• Do this: Gather from the material every line that contains the string "quản".

• Material provided:
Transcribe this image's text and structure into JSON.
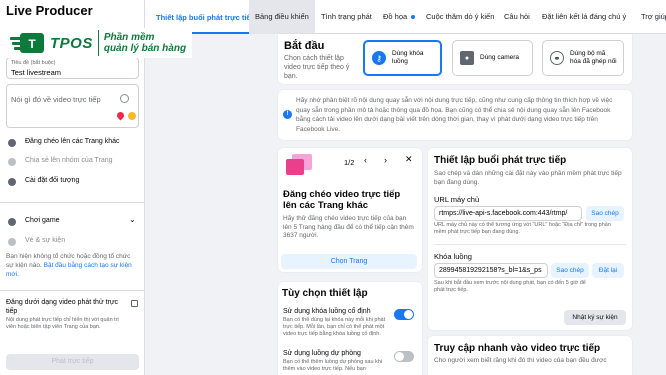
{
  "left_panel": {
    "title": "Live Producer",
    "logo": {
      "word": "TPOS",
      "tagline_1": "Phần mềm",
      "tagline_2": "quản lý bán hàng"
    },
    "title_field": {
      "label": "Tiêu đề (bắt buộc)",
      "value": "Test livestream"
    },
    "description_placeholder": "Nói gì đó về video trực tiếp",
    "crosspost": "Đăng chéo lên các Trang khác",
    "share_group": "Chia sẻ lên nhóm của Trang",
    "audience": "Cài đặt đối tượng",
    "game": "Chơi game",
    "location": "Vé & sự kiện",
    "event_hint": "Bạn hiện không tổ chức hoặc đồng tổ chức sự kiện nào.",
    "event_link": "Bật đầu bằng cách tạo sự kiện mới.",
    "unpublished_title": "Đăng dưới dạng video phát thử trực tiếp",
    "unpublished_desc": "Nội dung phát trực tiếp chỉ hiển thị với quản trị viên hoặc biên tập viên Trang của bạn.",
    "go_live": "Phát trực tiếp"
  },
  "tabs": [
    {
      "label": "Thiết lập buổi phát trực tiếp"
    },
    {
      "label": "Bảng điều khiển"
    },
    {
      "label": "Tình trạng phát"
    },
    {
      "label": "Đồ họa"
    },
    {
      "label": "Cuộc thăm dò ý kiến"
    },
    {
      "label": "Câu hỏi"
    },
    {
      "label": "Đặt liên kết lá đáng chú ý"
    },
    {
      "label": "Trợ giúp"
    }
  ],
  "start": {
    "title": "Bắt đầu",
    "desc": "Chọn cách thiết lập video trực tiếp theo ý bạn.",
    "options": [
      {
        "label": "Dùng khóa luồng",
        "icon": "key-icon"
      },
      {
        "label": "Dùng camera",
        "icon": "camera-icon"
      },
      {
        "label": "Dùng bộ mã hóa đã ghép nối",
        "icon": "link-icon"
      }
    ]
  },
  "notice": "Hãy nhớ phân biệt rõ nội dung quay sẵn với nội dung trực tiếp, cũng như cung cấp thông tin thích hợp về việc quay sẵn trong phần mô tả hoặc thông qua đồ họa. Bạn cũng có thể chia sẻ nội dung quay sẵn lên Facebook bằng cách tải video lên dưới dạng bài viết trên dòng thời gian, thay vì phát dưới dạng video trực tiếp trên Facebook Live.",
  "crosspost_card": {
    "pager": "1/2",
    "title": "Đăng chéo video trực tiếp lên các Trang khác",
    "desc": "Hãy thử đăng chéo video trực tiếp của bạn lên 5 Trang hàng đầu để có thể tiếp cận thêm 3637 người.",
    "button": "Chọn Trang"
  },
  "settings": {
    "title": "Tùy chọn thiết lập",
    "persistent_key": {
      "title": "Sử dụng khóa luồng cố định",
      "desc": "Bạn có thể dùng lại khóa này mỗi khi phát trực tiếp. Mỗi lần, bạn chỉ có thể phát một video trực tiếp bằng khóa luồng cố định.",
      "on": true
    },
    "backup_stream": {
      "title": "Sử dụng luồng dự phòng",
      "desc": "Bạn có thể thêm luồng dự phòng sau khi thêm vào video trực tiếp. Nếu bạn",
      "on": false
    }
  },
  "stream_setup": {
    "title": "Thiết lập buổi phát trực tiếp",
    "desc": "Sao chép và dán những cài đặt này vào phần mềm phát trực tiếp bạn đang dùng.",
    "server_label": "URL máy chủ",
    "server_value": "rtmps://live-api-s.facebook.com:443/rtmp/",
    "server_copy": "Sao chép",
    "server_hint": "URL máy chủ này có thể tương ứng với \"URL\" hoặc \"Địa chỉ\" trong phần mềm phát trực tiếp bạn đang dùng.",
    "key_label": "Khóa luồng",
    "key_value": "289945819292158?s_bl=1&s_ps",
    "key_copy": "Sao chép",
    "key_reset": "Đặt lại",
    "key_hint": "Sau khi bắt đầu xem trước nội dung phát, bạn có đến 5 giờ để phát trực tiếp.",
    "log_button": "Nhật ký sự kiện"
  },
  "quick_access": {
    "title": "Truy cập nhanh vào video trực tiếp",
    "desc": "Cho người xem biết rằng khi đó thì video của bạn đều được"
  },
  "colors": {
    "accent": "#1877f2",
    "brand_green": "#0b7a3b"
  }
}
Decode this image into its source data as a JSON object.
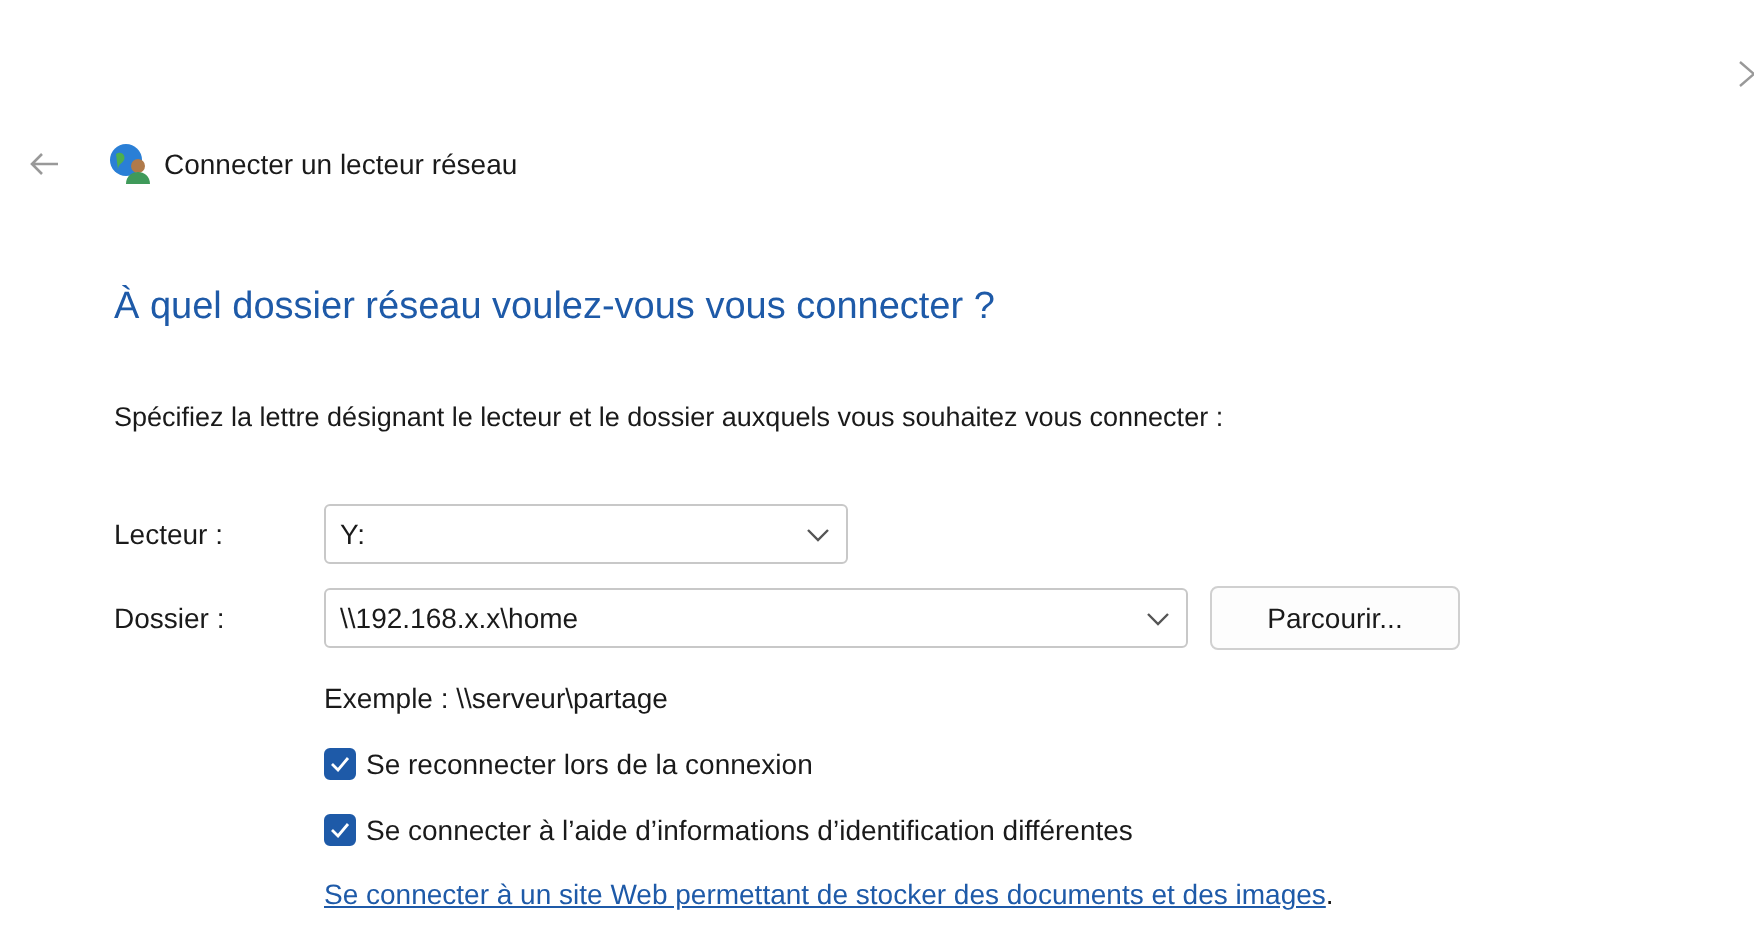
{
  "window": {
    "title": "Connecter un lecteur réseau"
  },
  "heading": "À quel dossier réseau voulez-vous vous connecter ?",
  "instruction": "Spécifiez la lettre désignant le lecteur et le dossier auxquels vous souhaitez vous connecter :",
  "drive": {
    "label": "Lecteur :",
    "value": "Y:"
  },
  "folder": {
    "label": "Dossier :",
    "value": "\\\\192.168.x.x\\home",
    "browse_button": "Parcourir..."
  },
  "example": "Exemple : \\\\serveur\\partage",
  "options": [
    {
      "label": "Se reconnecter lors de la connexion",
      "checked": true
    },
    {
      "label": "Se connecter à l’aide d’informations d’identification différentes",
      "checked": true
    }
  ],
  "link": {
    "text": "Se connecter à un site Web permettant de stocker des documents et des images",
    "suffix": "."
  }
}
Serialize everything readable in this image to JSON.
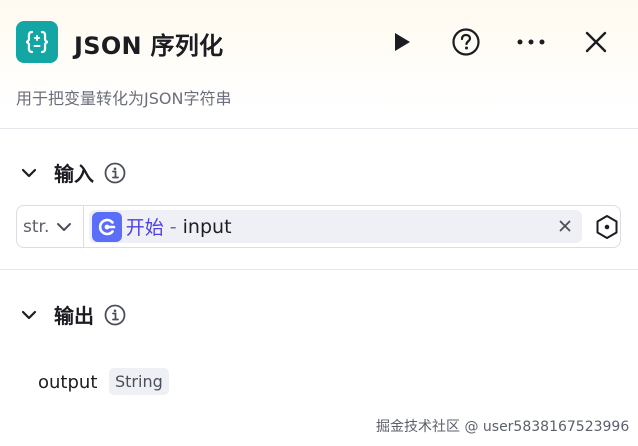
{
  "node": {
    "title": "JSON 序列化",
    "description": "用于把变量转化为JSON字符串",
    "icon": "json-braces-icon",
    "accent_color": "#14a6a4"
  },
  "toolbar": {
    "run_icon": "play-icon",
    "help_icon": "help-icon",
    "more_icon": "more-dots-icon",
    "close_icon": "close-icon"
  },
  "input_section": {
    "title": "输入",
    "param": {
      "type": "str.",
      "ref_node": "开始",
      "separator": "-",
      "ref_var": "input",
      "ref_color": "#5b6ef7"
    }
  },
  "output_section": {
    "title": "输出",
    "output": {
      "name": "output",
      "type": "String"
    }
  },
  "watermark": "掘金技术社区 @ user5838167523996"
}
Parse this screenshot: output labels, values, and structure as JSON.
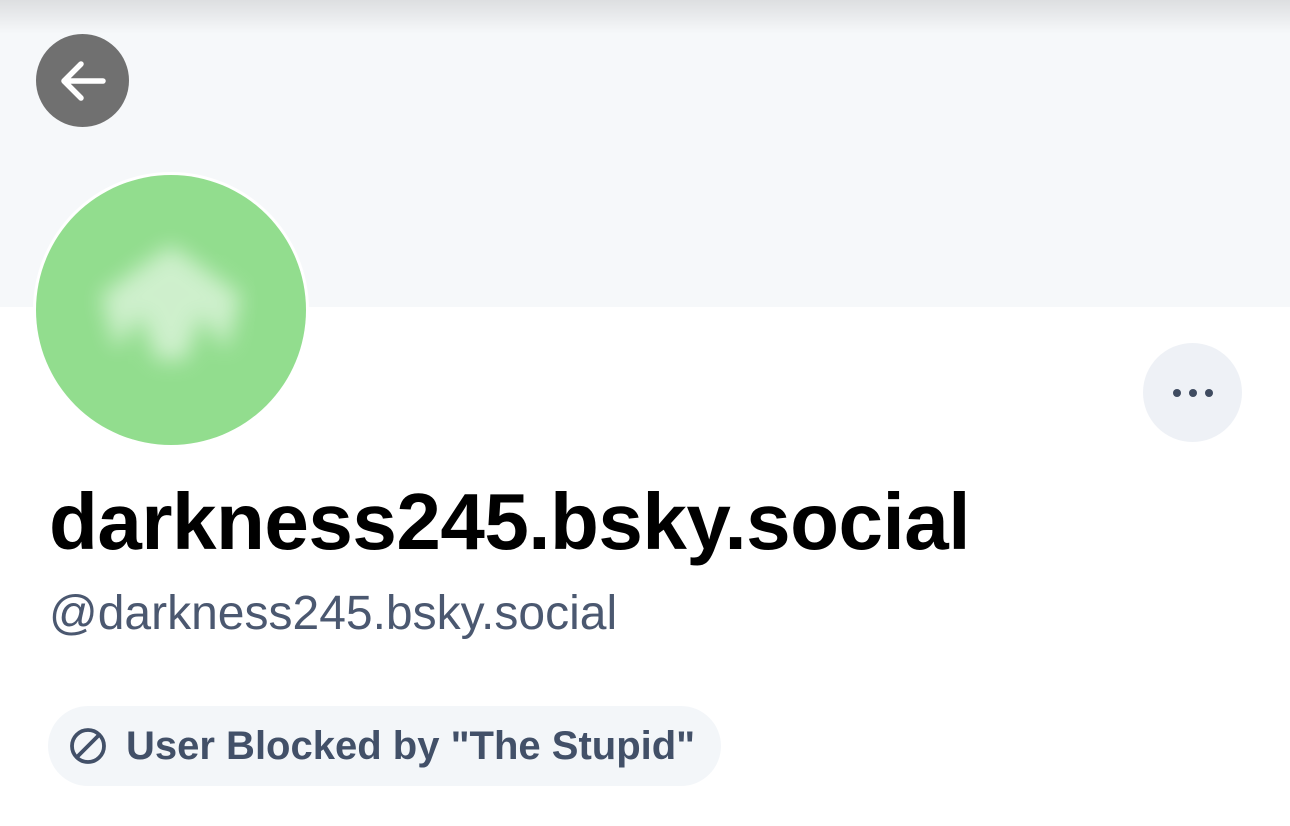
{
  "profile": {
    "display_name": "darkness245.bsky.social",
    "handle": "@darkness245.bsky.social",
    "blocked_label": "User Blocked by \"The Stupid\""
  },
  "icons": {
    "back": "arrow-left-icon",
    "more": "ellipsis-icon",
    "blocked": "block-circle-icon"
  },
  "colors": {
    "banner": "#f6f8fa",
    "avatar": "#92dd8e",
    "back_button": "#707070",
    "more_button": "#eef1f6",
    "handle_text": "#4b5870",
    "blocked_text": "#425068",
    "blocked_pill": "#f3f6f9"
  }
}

• Result for this task:
      "tagline_2": "quản lý bán hàng"
    "unpublished_desc": "Nội dung phát trực tiếp chỉ hiển thị với quản trị viên hoặc biên tập viên Trang của bạn.",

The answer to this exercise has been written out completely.